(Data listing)

>>>>

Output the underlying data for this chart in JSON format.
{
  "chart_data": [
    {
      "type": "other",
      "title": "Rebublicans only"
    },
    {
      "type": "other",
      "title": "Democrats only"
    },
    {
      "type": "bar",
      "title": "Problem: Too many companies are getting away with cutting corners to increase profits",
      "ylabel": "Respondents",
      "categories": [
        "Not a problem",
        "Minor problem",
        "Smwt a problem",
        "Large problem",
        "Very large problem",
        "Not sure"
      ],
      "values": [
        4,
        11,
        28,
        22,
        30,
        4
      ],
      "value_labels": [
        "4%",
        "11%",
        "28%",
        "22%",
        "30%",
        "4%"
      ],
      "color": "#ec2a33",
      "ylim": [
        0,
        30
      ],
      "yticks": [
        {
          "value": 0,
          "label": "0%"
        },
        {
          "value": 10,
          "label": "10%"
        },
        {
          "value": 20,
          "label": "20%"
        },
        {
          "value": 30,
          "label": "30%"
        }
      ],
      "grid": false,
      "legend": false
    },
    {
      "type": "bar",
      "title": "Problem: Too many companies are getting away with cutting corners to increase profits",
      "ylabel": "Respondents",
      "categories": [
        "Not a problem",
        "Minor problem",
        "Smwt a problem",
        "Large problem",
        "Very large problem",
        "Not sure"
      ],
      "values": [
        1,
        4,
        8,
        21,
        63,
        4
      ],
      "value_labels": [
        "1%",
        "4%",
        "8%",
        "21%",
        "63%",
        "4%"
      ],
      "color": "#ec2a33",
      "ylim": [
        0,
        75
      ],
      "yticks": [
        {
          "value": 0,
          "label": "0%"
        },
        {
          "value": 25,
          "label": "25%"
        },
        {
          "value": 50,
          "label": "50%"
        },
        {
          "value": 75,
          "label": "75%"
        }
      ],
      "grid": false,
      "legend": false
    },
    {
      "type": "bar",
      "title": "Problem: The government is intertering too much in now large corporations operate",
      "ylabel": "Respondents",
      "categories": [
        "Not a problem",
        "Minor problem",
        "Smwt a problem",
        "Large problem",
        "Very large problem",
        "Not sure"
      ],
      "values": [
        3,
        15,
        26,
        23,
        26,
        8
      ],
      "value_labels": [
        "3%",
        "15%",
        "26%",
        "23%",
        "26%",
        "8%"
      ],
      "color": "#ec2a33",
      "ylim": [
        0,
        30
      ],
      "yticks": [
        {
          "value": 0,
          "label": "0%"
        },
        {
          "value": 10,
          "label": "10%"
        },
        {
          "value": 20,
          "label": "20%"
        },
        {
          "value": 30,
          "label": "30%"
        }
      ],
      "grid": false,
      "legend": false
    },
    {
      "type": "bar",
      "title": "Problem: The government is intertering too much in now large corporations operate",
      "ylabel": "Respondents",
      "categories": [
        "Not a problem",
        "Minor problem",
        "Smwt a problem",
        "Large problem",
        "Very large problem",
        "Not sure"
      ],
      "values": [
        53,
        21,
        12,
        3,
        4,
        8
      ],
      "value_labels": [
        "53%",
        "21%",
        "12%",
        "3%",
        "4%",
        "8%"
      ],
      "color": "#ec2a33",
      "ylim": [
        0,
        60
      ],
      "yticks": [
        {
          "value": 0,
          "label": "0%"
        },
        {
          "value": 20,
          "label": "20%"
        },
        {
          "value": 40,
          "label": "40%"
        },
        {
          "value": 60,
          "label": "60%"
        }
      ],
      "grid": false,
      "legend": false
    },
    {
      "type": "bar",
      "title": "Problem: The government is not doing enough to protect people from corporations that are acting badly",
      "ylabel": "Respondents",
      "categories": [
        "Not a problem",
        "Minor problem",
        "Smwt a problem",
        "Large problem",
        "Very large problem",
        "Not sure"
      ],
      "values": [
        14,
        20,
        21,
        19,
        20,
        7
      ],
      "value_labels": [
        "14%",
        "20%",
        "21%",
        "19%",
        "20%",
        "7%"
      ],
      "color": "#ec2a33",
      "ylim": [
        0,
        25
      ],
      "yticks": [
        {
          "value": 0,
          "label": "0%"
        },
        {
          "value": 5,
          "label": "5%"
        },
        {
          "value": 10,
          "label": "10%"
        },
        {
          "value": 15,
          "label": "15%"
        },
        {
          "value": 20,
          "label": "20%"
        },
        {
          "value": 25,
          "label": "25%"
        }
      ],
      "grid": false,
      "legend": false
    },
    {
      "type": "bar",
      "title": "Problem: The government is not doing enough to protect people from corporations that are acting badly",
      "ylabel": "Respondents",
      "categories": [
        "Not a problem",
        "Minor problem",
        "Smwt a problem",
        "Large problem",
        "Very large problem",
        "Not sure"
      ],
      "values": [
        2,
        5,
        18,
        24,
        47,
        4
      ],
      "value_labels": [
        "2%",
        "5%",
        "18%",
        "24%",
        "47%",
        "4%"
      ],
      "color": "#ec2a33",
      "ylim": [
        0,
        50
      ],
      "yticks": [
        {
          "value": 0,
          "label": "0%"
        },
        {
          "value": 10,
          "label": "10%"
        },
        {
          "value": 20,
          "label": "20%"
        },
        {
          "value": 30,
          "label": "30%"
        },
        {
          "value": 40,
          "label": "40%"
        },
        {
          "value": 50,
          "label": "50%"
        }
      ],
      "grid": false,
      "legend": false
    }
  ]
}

<<<<

Copy every line of the entries above in which "only" occurs.

Output for this exercise.
      "title": "Rebublicans only"
      "title": "Democrats only"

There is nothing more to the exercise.